● **WRITTEN PROBLEM**
Read the listing below and copy out every line that holds "доступ".

# START OF AVAILABLE RECORDS

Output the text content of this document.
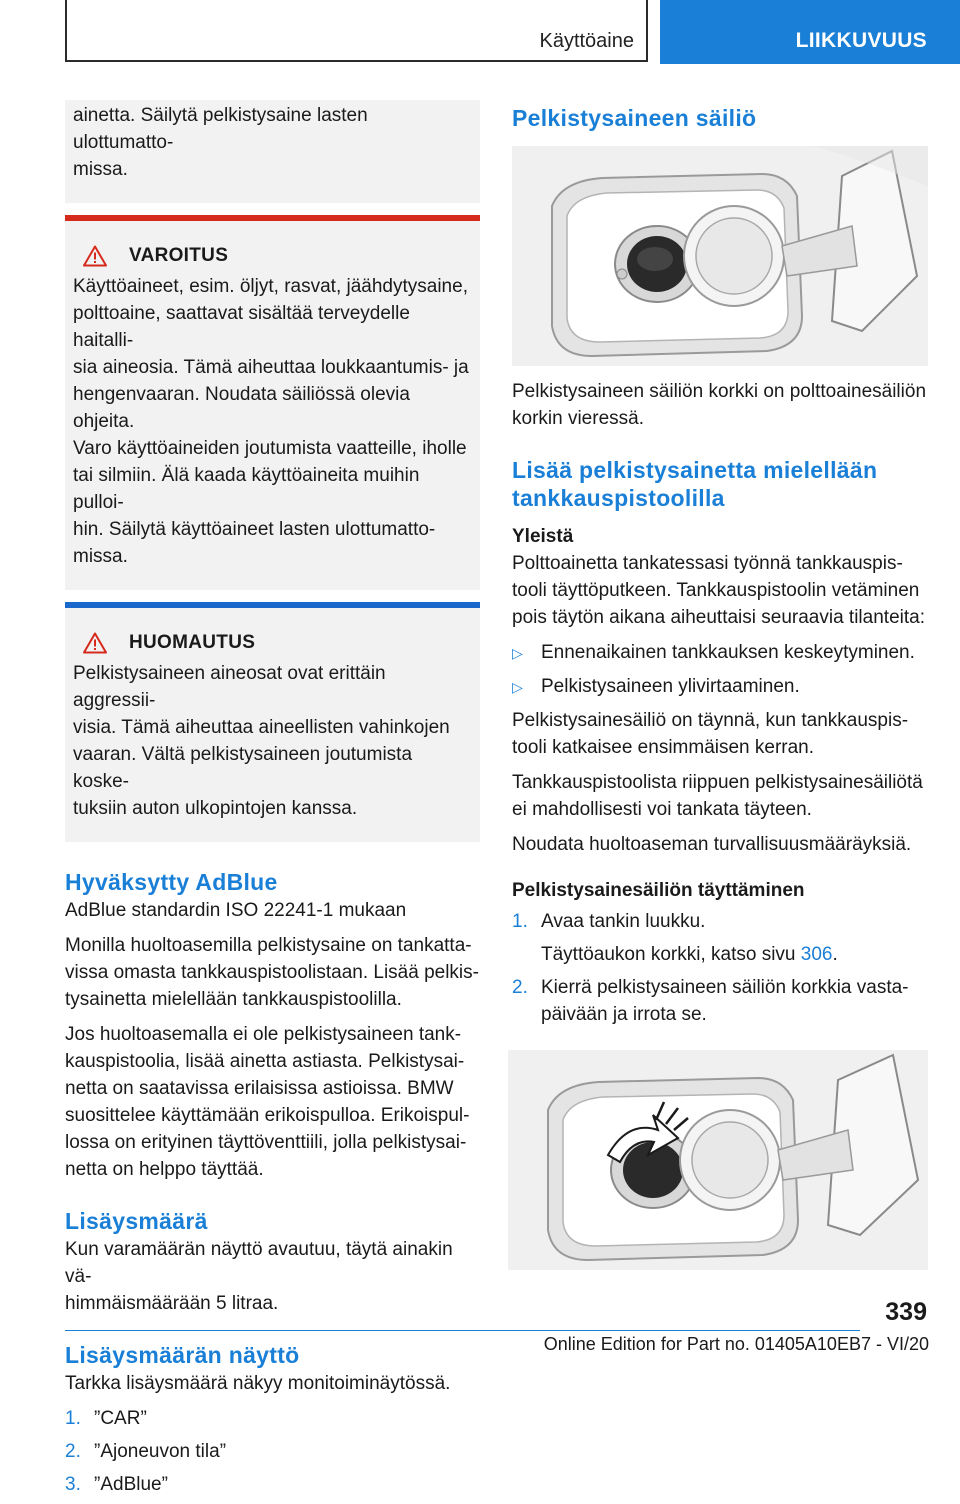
Käyttöaine	LIIKKUVUUS

ainetta. Säilytä pelkistysaine lasten ulottumatto-

missa.

VAROITUS

Käyttöaineet, esim. öljyt, rasvat, jäähdytysaine,

polttoaine, saattavat sisältää terveydelle haitalli-

sia aineosia. Tämä aiheuttaa loukkaantumis- ja

hengenvaaran. Noudata säiliössä olevia ohjeita.

Varo käyttöaineiden joutumista vaatteille, iholle

tai silmiin. Älä kaada käyttöaineita muihin pulloi-

hin. Säilytä käyttöaineet lasten ulottumatto-

missa.

HUOMAUTUS

Pelkistysaineen aineosat ovat erittäin aggressii-

visia. Tämä aiheuttaa aineellisten vahinkojen

vaaran. Vältä pelkistysaineen joutumista koske-

tuksiin auton ulkopintojen kanssa.

Hyväksytty AdBlue

AdBlue standardin ISO 22241-1 mukaan

Monilla huoltoasemilla pelkistysaine on tankatta-

vissa omasta tankkauspistoolistaan. Lisää pelkis-

tysainetta mielellään tankkauspistoolilla.

Jos huoltoasemalla ei ole pelkistysaineen tank-

kauspistoolia, lisää ainetta astiasta. Pelkistysai-

netta on saatavissa erilaisissa astioissa. BMW

suosittelee käyttämään erikoispulloa. Erikoispul-

lossa on erityinen täyttöventtiili, jolla pelkistysai-

netta on helppo täyttää.

Lisäysmäärä

Kun varamäärän näyttö avautuu, täytä ainakin vä-

himmäismäärään 5 litraa.

Lisäysmäärän näyttö

Tarkka lisäysmäärä näkyy monitoiminäytössä.

1. ”CAR”
2. ”Ajoneuvon tila”
3. ”AdBlue”
Pelkistysaineen säiliö

Pelkistysaineen säiliön korkki on polttoainesäiliön

korkin vieressä.

Lisää pelkistysainetta mielellään
tankkauspistoolilla
Yleistä

Polttoainetta tankatessasi työnnä tankkauspis-

tooli täyttöputkeen. Tankkauspistoolin vetäminen

pois täytön aikana aiheuttaisi seuraavia tilanteita:

▷ Ennenaikainen tankkauksen keskeytyminen.
▷ Pelkistysaineen ylivirtaaminen.

Pelkistysainesäiliö on täynnä, kun tankkauspis-

tooli katkaisee ensimmäisen kerran.

Tankkauspistoolista riippuen pelkistysainesäiliötä

ei mahdollisesti voi tankata täyteen.

Noudata huoltoaseman turvallisuusmääräyksiä.

Pelkistysainesäiliön täyttäminen
1. Avaa tankin luukku.
Täyttöaukon korkki, katso sivu 306.
2. Kierrä pelkistysaineen säiliön korkkia vasta-
päivään ja irrota se.
339
Online Edition for Part no. 01405A10EB7 - VI/20
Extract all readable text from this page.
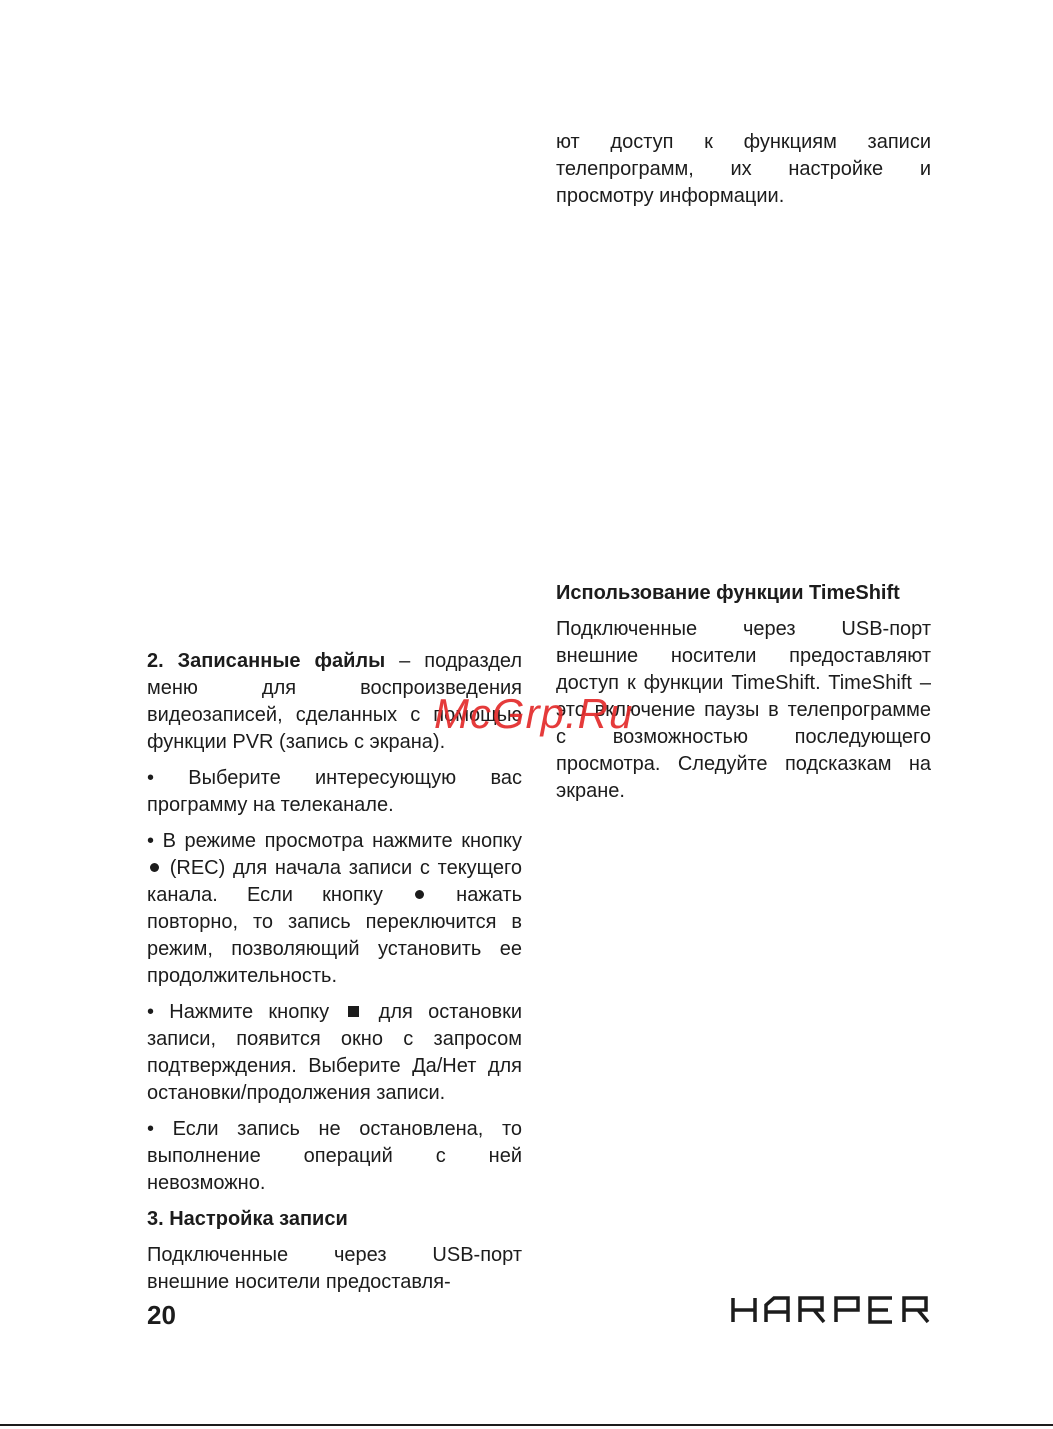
ют доступ к функциям записи телепрограмм, их настройке и просмотру информации.

Использование функции TimeShift

Подключенные через USB-порт внешние носители предоставляют доступ к функции TimeShift. TimeShift – это включение паузы в телепрограмме с возможностью последующего просмотра. Следуйте подсказкам на экране.

2. Записанные файлы – подраздел меню для воспроизведения видеозаписей, сделанных с помощью функции PVR (запись с экрана).

• Выберите интересующую вас программу на телеканале.

• В режиме просмотра нажмите кнопку  (REC) для начала записи с текущего канала. Если кнопку  нажать повторно, то запись переключится в режим, позволяющий установить ее продолжительность.

• Нажмите кнопку  для остановки записи, появится окно с запросом подтверждения. Выберите Да/Нет для остановки/продолжения записи.

• Если запись не остановлена, то выполнение операций с ней невозможно.

3. Настройка записи

Подключенные через USB-порт внешние носители предоставля-

McGrp.Ru
20
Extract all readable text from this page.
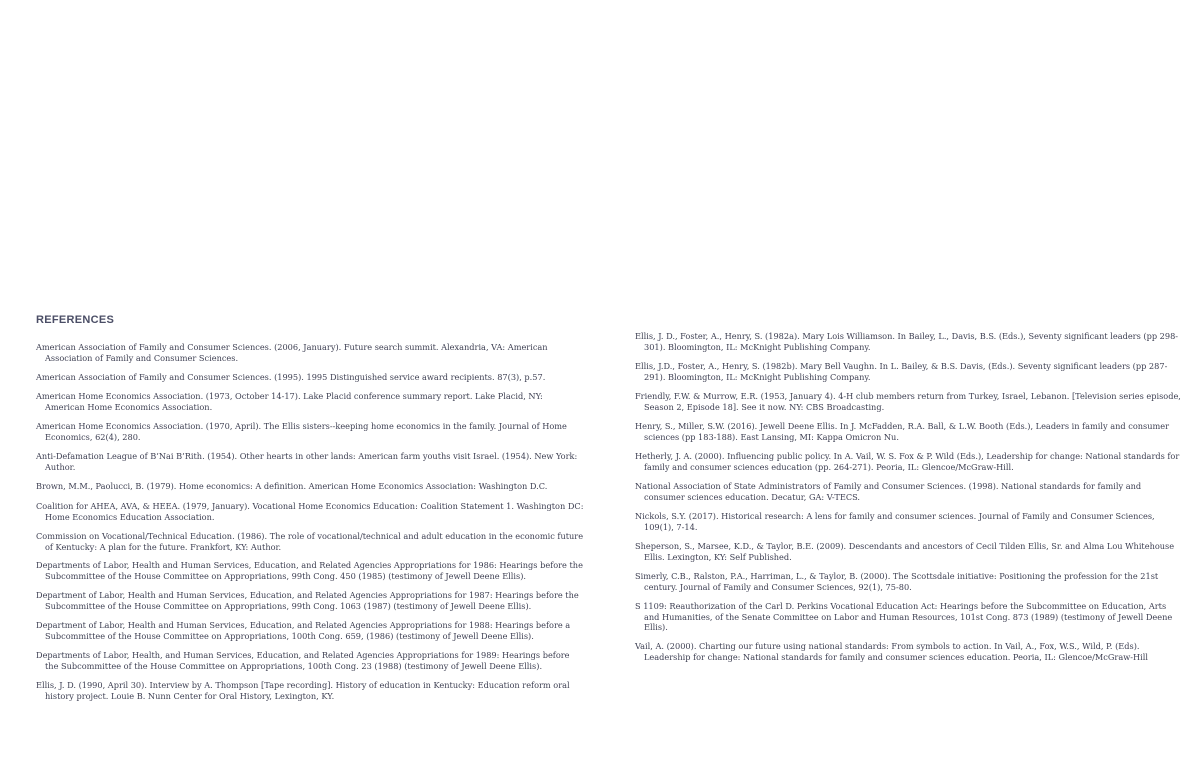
REFERENCES
American Association of Family and Consumer Sciences. (2006, January). Future search summit. Alexandria, VA: American Association of Family and Consumer Sciences.
American Association of Family and Consumer Sciences. (1995). 1995 Distinguished service award recipients. 87(3), p.57.
American Home Economics Association. (1973, October 14-17). Lake Placid conference summary report. Lake Placid, NY: American Home Economics Association.
American Home Economics Association. (1970, April). The Ellis sisters--keeping home economics in the family. Journal of Home Economics, 62(4), 280.
Anti-Defamation League of B’Nai B’Rith. (1954). Other hearts in other lands: American farm youths visit Israel. (1954). New York: Author.
Brown, M.M., Paolucci, B. (1979). Home economics: A definition. American Home Economics Association: Washington D.C.
Coalition for AHEA, AVA, & HEEA. (1979, January). Vocational Home Economics Education: Coalition Statement 1. Washington DC: Home Economics Education Association.
Commission on Vocational/Technical Education. (1986). The role of vocational/technical and adult education in the economic future of Kentucky: A plan for the future. Frankfort, KY: Author.
Departments of Labor, Health and Human Services, Education, and Related Agencies Appropriations for 1986: Hearings before the Subcommittee of the House Committee on Appropriations, 99th Cong. 450 (1985) (testimony of Jewell Deene Ellis).
Department of Labor, Health and Human Services, Education, and Related Agencies Appropriations for 1987: Hearings before the Subcommittee of the House Committee on Appropriations, 99th Cong. 1063 (1987) (testimony of Jewell Deene Ellis).
Department of Labor, Health and Human Services, Education, and Related Agencies Appropriations for 1988: Hearings before a Subcommittee of the House Committee on Appropriations, 100th Cong. 659, (1986) (testimony of Jewell Deene Ellis).
Departments of Labor, Health, and Human Services, Education, and Related Agencies Appropriations for 1989: Hearings before the Subcommittee of the House Committee on Appropriations, 100th Cong. 23 (1988) (testimony of Jewell Deene Ellis).
Ellis, J. D. (1990, April 30). Interview by A. Thompson [Tape recording]. History of education in Kentucky: Education reform oral history project. Louie B. Nunn Center for Oral History, Lexington, KY.
Ellis, J. D., Foster, A., Henry, S. (1982a). Mary Lois Williamson. In Bailey, L., Davis, B.S. (Eds.), Seventy significant leaders (pp 298-301). Bloomington, IL: McKnight Publishing Company.
Ellis, J.D., Foster, A., Henry, S. (1982b). Mary Bell Vaughn. In L. Bailey, & B.S. Davis, (Eds.). Seventy significant leaders (pp 287-291). Bloomington, IL: McKnight Publishing Company.
Friendly, F.W. & Murrow, E.R. (1953, January 4). 4-H club members return from Turkey, Israel, Lebanon. [Television series episode, Season 2, Episode 18]. See it now. NY: CBS Broadcasting.
Henry, S., Miller, S.W. (2016). Jewell Deene Ellis. In J. McFadden, R.A. Ball, & L.W. Booth (Eds.), Leaders in family and consumer sciences (pp 183-188). East Lansing, MI: Kappa Omicron Nu.
Hetherly, J. A. (2000). Influencing public policy. In A. Vail, W. S. Fox & P. Wild (Eds.), Leadership for change: National standards for family and consumer sciences education (pp. 264-271). Peoria, IL: Glencoe/McGraw-Hill.
National Association of State Administrators of Family and Consumer Sciences. (1998). National standards for family and consumer sciences education. Decatur, GA: V-TECS.
Nickols, S.Y. (2017). Historical research: A lens for family and consumer sciences. Journal of Family and Consumer Sciences, 109(1), 7-14.
Sheperson, S., Marsee, K.D., & Taylor, B.E. (2009). Descendants and ancestors of Cecil Tilden Ellis, Sr. and Alma Lou Whitehouse Ellis. Lexington, KY: Self Published.
Simerly, C.B., Ralston, P.A., Harriman, L., & Taylor, B. (2000). The Scottsdale initiative: Positioning the profession for the 21st century. Journal of Family and Consumer Sciences, 92(1), 75-80.
S 1109: Reauthorization of the Carl D. Perkins Vocational Education Act: Hearings before the Subcommittee on Education, Arts and Humanities, of the Senate Committee on Labor and Human Resources, 101st Cong. 873 (1989) (testimony of Jewell Deene Ellis).
Vail, A. (2000). Charting our future using national standards: From symbols to action. In Vail, A., Fox, W.S., Wild, P. (Eds). Leadership for change: National standards for family and consumer sciences education. Peoria, IL: Glencoe/McGraw-Hill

# END OF AVAILABLE RECORDS

● **ANSWER TO THIS EXERCISE**
ют доступ к функциям записи телепрограмм, их настройке и просмотру информации.
Подключенные через USB-порт внешние носители предоставляют доступ к функции TimeShift. TimeShift – это включение паузы в телепрограмме с возможностью последующего просмотра. Следуйте подсказкам на экране.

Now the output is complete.